__PROBLEM__:
Set down all of the entries word for word, omitting the images they contain.

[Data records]
----------
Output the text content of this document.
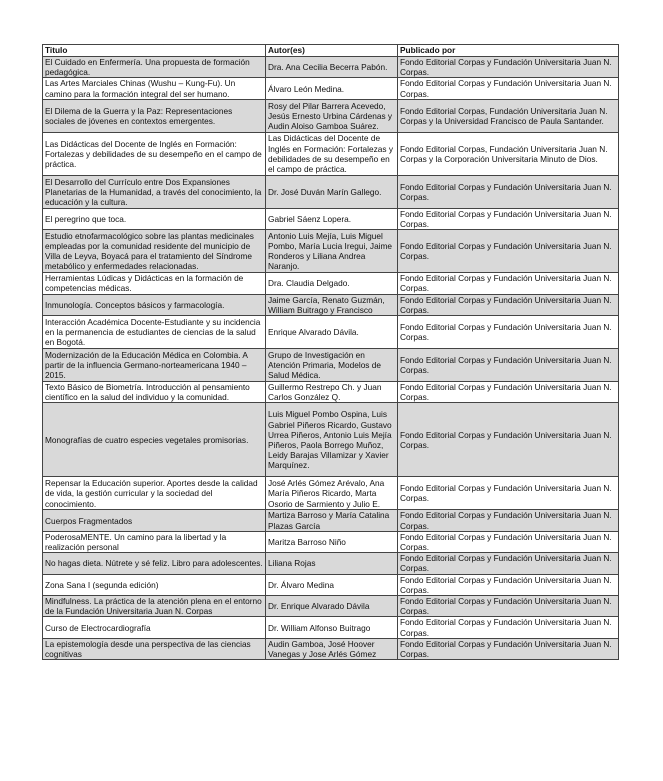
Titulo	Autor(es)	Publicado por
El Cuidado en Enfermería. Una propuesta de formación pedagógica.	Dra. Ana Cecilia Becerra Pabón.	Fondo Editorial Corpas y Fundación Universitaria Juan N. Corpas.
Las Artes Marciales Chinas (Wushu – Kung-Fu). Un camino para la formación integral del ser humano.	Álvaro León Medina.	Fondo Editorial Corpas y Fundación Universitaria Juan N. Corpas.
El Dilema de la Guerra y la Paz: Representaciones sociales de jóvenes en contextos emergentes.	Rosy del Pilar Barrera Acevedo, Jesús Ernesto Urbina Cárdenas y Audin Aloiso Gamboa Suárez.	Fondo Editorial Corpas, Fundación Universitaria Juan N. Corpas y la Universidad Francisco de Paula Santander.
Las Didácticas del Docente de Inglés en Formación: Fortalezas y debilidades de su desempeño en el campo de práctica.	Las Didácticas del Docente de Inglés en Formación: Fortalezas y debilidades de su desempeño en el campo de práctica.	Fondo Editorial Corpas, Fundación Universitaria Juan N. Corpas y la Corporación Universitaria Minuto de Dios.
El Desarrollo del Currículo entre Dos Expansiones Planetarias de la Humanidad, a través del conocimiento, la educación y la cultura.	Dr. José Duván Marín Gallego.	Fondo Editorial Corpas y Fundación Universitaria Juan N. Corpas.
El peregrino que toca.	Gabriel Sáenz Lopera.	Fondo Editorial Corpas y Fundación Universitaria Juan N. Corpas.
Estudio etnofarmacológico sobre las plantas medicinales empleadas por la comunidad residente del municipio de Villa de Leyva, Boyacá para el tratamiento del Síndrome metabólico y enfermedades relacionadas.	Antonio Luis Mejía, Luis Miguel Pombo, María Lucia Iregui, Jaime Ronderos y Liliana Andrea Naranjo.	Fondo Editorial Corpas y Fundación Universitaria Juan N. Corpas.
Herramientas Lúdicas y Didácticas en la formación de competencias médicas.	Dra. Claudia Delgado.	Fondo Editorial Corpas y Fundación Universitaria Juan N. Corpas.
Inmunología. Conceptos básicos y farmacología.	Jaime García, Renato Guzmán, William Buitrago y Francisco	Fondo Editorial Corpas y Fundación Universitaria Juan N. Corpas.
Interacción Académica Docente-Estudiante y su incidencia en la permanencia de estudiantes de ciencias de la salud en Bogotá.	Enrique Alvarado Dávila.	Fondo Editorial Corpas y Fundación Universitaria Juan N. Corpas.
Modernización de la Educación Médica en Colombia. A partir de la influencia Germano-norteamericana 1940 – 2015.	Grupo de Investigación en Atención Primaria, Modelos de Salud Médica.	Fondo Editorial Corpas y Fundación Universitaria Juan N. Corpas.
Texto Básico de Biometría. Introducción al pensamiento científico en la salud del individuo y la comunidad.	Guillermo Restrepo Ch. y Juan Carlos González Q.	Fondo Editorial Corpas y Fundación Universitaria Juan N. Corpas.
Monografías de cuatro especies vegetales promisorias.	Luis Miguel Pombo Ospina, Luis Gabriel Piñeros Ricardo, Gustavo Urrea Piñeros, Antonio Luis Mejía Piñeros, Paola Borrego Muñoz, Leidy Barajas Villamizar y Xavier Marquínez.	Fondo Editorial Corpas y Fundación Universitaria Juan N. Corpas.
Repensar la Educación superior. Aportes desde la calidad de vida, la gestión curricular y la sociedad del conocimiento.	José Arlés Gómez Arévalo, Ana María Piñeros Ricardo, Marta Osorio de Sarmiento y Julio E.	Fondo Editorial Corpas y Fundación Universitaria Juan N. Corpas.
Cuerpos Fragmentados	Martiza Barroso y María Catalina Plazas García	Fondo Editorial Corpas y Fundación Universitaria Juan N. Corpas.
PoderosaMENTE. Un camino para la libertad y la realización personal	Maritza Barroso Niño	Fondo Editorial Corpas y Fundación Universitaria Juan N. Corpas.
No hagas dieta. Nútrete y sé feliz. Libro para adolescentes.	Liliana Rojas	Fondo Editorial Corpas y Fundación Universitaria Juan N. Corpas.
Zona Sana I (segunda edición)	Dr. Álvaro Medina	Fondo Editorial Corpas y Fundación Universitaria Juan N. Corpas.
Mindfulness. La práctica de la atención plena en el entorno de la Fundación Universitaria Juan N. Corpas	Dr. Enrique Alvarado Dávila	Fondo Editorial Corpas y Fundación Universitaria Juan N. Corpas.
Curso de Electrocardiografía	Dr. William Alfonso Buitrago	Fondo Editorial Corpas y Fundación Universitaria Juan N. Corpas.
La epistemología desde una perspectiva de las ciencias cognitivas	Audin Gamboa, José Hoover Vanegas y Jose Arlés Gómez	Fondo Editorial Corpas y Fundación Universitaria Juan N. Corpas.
----------
__THE OUTPUT__:
Output the text content of this document.
Titulo	Autor(es)	Publicado por
El Cuidado en Enfermería. Una propuesta de formación pedagógica.	Dra. Ana Cecilia Becerra Pabón.	Fondo Editorial Corpas y Fundación Universitaria Juan N. Corpas.
Las Artes Marciales Chinas (Wushu – Kung-Fu). Un camino para la formación integral del ser humano.	Álvaro León Medina.	Fondo Editorial Corpas y Fundación Universitaria Juan N. Corpas.
El Dilema de la Guerra y la Paz: Representaciones sociales de jóvenes en contextos emergentes.	Rosy del Pilar Barrera Acevedo, Jesús Ernesto Urbina Cárdenas y Audin Aloiso Gamboa Suárez.	Fondo Editorial Corpas, Fundación Universitaria Juan N. Corpas y la Universidad Francisco de Paula Santander.
Las Didácticas del Docente de Inglés en Formación: Fortalezas y debilidades de su desempeño en el campo de práctica.	Las Didácticas del Docente de Inglés en Formación: Fortalezas y debilidades de su desempeño en el campo de práctica.	Fondo Editorial Corpas, Fundación Universitaria Juan N. Corpas y la Corporación Universitaria Minuto de Dios.
El Desarrollo del Currículo entre Dos Expansiones Planetarias de la Humanidad, a través del conocimiento, la educación y la cultura.	Dr. José Duván Marín Gallego.	Fondo Editorial Corpas y Fundación Universitaria Juan N. Corpas.
El peregrino que toca.	Gabriel Sáenz Lopera.	Fondo Editorial Corpas y Fundación Universitaria Juan N. Corpas.
Estudio etnofarmacológico sobre las plantas medicinales empleadas por la comunidad residente del municipio de Villa de Leyva, Boyacá para el tratamiento del Síndrome metabólico y enfermedades relacionadas.	Antonio Luis Mejía, Luis Miguel Pombo, María Lucia Iregui, Jaime Ronderos y Liliana Andrea Naranjo.	Fondo Editorial Corpas y Fundación Universitaria Juan N. Corpas.
Herramientas Lúdicas y Didácticas en la formación de competencias médicas.	Dra. Claudia Delgado.	Fondo Editorial Corpas y Fundación Universitaria Juan N. Corpas.
Inmunología. Conceptos básicos y farmacología.	Jaime García, Renato Guzmán, William Buitrago y Francisco	Fondo Editorial Corpas y Fundación Universitaria Juan N. Corpas.
Interacción Académica Docente-Estudiante y su incidencia en la permanencia de estudiantes de ciencias de la salud en Bogotá.	Enrique Alvarado Dávila.	Fondo Editorial Corpas y Fundación Universitaria Juan N. Corpas.
Modernización de la Educación Médica en Colombia. A partir de la influencia Germano-norteamericana 1940 – 2015.	Grupo de Investigación en Atención Primaria, Modelos de Salud Médica.	Fondo Editorial Corpas y Fundación Universitaria Juan N. Corpas.
Texto Básico de Biometría. Introducción al pensamiento científico en la salud del individuo y la comunidad.	Guillermo Restrepo Ch. y Juan Carlos González Q.	Fondo Editorial Corpas y Fundación Universitaria Juan N. Corpas.
Monografías de cuatro especies vegetales promisorias.	Luis Miguel Pombo Ospina, Luis Gabriel Piñeros Ricardo, Gustavo Urrea Piñeros, Antonio Luis Mejía Piñeros, Paola Borrego Muñoz, Leidy Barajas Villamizar y Xavier Marquínez.	Fondo Editorial Corpas y Fundación Universitaria Juan N. Corpas.
Repensar la Educación superior. Aportes desde la calidad de vida, la gestión curricular y la sociedad del conocimiento.	José Arlés Gómez Arévalo, Ana María Piñeros Ricardo, Marta Osorio de Sarmiento y Julio E.	Fondo Editorial Corpas y Fundación Universitaria Juan N. Corpas.
Cuerpos Fragmentados	Martiza Barroso y María Catalina Plazas García	Fondo Editorial Corpas y Fundación Universitaria Juan N. Corpas.
PoderosaMENTE. Un camino para la libertad y la realización personal	Maritza Barroso Niño	Fondo Editorial Corpas y Fundación Universitaria Juan N. Corpas.
No hagas dieta. Nútrete y sé feliz. Libro para adolescentes.	Liliana Rojas	Fondo Editorial Corpas y Fundación Universitaria Juan N. Corpas.
Zona Sana I (segunda edición)	Dr. Álvaro Medina	Fondo Editorial Corpas y Fundación Universitaria Juan N. Corpas.
Mindfulness. La práctica de la atención plena en el entorno de la Fundación Universitaria Juan N. Corpas	Dr. Enrique Alvarado Dávila	Fondo Editorial Corpas y Fundación Universitaria Juan N. Corpas.
Curso de Electrocardiografía	Dr. William Alfonso Buitrago	Fondo Editorial Corpas y Fundación Universitaria Juan N. Corpas.
La epistemología desde una perspectiva de las ciencias cognitivas	Audin Gamboa, José Hoover Vanegas y Jose Arlés Gómez	Fondo Editorial Corpas y Fundación Universitaria Juan N. Corpas.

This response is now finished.